Saved data entries:

* BEGIN *

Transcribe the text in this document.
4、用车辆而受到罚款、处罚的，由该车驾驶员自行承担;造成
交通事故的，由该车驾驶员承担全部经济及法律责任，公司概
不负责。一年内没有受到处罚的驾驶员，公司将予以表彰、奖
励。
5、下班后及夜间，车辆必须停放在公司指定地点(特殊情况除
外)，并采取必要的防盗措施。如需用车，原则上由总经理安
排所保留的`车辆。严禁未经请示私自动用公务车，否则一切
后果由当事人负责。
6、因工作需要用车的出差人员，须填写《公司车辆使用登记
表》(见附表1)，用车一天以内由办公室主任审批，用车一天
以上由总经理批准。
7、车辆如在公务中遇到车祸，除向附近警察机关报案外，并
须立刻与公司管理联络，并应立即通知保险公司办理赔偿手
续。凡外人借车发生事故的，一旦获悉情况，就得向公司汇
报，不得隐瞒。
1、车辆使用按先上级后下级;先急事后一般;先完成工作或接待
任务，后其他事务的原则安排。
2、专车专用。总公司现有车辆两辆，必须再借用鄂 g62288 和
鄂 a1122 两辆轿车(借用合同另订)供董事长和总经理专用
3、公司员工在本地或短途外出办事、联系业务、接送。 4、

* END *

» **Exercise instructions**
Using the data above, reproduce every line exactly.

» **Result**
Transcribe the text in this document.
4、用车辆而受到罚款、处罚的，由该车驾驶员自行承担;造成
交通事故的，由该车驾驶员承担全部经济及法律责任，公司概
不负责。一年内没有受到处罚的驾驶员，公司将予以表彰、奖
励。
5、下班后及夜间，车辆必须停放在公司指定地点(特殊情况除
外)，并采取必要的防盗措施。如需用车，原则上由总经理安
排所保留的`车辆。严禁未经请示私自动用公务车，否则一切
后果由当事人负责。
6、因工作需要用车的出差人员，须填写《公司车辆使用登记
表》(见附表1)，用车一天以内由办公室主任审批，用车一天
以上由总经理批准。
7、车辆如在公务中遇到车祸，除向附近警察机关报案外，并
须立刻与公司管理联络，并应立即通知保险公司办理赔偿手
续。凡外人借车发生事故的，一旦获悉情况，就得向公司汇
报，不得隐瞒。
1、车辆使用按先上级后下级;先急事后一般;先完成工作或接待
任务，后其他事务的原则安排。
2、专车专用。总公司现有车辆两辆，必须再借用鄂 g62288 和
鄂 a1122 两辆轿车(借用合同另订)供董事长和总经理专用
3、公司员工在本地或短途外出办事、联系业务、接送。 4、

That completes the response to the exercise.